What you have to do => Select lines where the word "メールアドレス" appears.

Provided records =>
····················
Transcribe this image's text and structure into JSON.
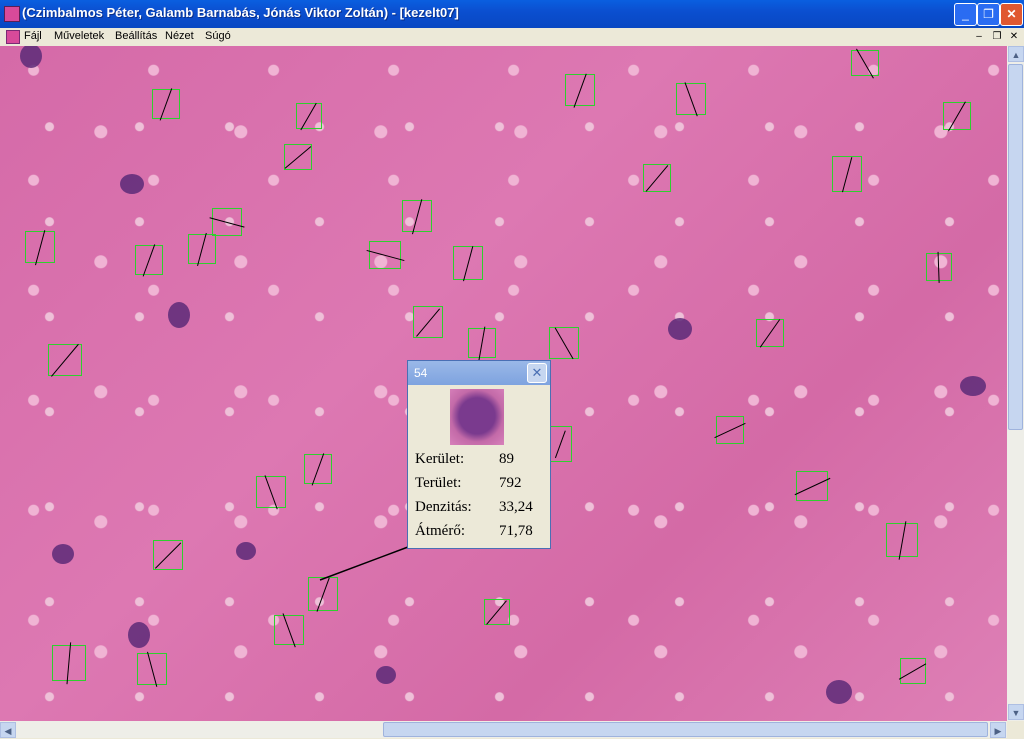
{
  "window": {
    "title": "(Czimbalmos Péter, Galamb Barnabás, Jónás Viktor Zoltán) - [kezelt07]",
    "minimize": "_",
    "maximize": "❐",
    "close": "✕"
  },
  "menu": {
    "items": [
      "Fájl",
      "Műveletek",
      "Beállítás",
      "Nézet",
      "Súgó"
    ],
    "mdi_min": "–",
    "mdi_restore": "❐",
    "mdi_close": "✕"
  },
  "popup": {
    "title": "54",
    "close": "✕",
    "stats": [
      {
        "label": "Kerület:",
        "value": "89"
      },
      {
        "label": "Terület:",
        "value": "792"
      },
      {
        "label": "Denzitás:",
        "value": "33,24"
      },
      {
        "label": "Átmérő:",
        "value": "71,78"
      }
    ]
  },
  "scrollbars": {
    "up": "▲",
    "down": "▼",
    "left": "◀",
    "right": "▶"
  }
}
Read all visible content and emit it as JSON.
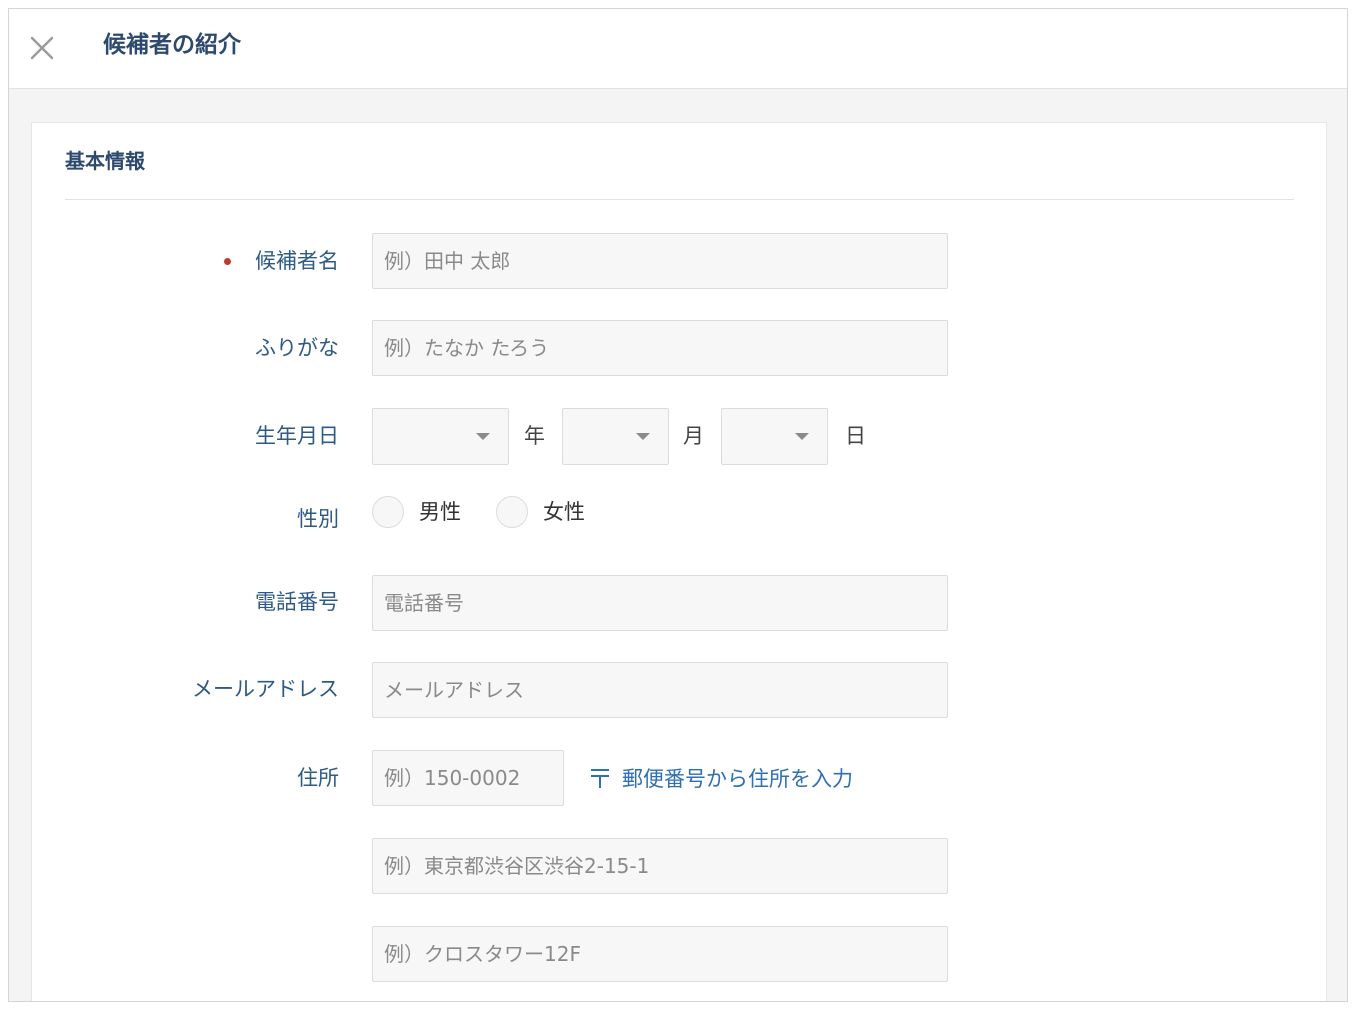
{
  "header": {
    "title": "候補者の紹介"
  },
  "section": {
    "title": "基本情報"
  },
  "form": {
    "name": {
      "label": "候補者名",
      "placeholder": "例）田中 太郎",
      "required": true
    },
    "furigana": {
      "label": "ふりがな",
      "placeholder": "例）たなか たろう"
    },
    "birthday": {
      "label": "生年月日",
      "year_unit": "年",
      "month_unit": "月",
      "day_unit": "日",
      "year_value": "",
      "month_value": "",
      "day_value": ""
    },
    "gender": {
      "label": "性別",
      "options": [
        "男性",
        "女性"
      ]
    },
    "phone": {
      "label": "電話番号",
      "placeholder": "電話番号"
    },
    "email": {
      "label": "メールアドレス",
      "placeholder": "メールアドレス"
    },
    "address": {
      "label": "住所",
      "postal_placeholder": "例）150-0002",
      "postal_lookup_label": "郵便番号から住所を入力",
      "line1_placeholder": "例）東京都渋谷区渋谷2-15-1",
      "line2_placeholder": "例）クロスタワー12F"
    }
  },
  "colors": {
    "label": "#2d5a86",
    "title": "#2d4a6e",
    "required": "#c0392b",
    "link": "#2f6fb5"
  }
}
····················
Exercise result =>
      "label": "メールアドレス",
      "placeholder": "メールアドレス"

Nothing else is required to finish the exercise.